▸ Work to do:
Copy out each line of the material below that holds the string "肯定成绩".
** begin Provided material **
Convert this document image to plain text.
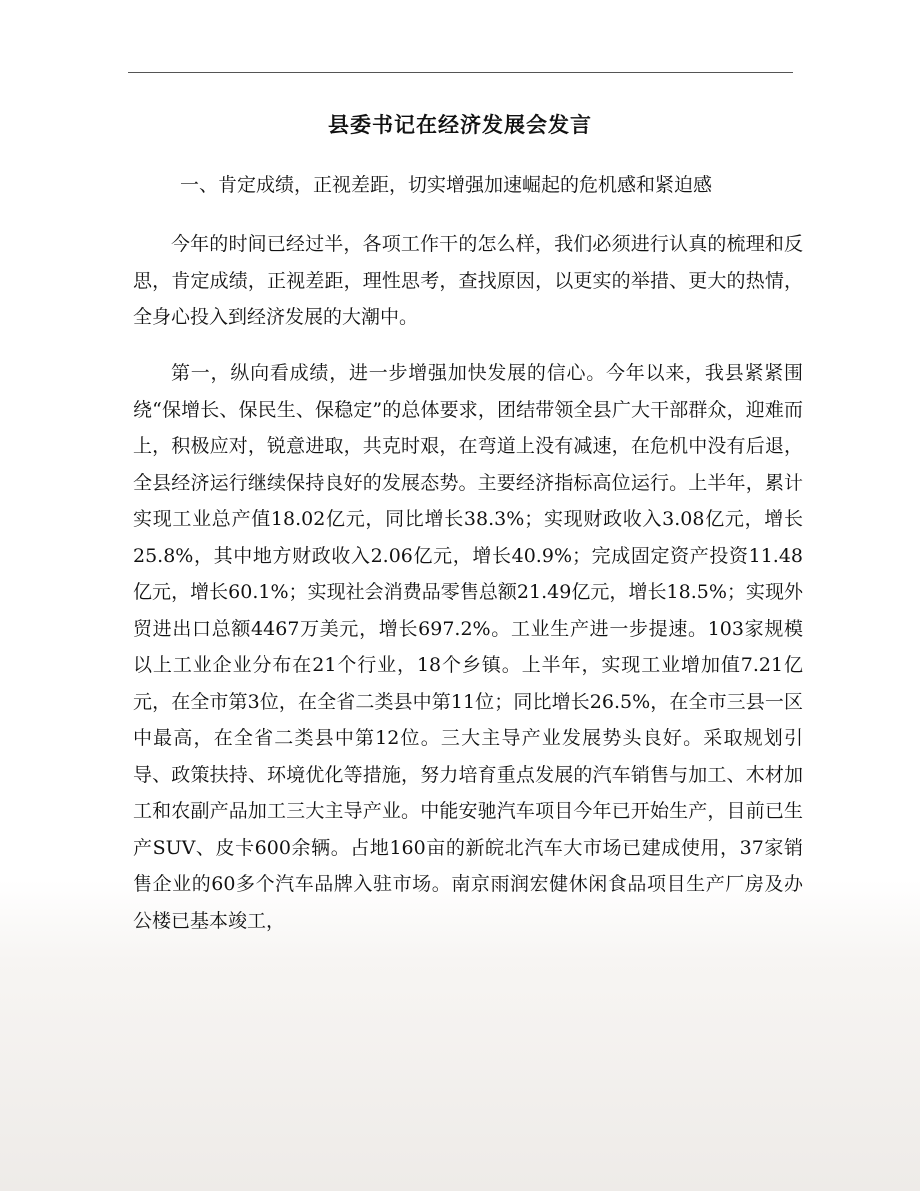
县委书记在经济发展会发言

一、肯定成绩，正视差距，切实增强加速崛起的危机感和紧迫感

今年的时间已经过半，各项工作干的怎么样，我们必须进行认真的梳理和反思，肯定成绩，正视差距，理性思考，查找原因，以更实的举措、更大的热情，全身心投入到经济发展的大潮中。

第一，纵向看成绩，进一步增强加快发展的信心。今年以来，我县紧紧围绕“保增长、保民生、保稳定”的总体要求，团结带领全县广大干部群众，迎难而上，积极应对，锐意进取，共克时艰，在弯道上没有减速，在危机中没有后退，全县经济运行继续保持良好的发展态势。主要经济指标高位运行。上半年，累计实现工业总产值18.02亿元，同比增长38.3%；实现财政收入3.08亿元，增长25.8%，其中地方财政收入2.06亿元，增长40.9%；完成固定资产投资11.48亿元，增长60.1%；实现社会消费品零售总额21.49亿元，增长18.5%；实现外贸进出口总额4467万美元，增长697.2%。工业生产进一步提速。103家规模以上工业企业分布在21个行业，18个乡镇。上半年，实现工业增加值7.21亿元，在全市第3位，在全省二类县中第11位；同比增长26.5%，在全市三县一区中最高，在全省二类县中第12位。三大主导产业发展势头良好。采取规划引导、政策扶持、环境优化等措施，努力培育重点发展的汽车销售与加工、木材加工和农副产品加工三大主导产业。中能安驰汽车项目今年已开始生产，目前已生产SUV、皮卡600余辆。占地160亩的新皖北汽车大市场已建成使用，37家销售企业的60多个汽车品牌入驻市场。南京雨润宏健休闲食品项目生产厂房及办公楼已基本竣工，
** end Provided material **
▸ Answer to the task:
一、肯定成绩，正视差距，切实增强加速崛起的危机感和紧迫感
今年的时间已经过半，各项工作干的怎么样，我们必须进行认真的梳理和反思，肯定成绩，正视差距，理性思考，查找原因，以更实的举措、更大的热情，全身心投入到经济发展的大潮中。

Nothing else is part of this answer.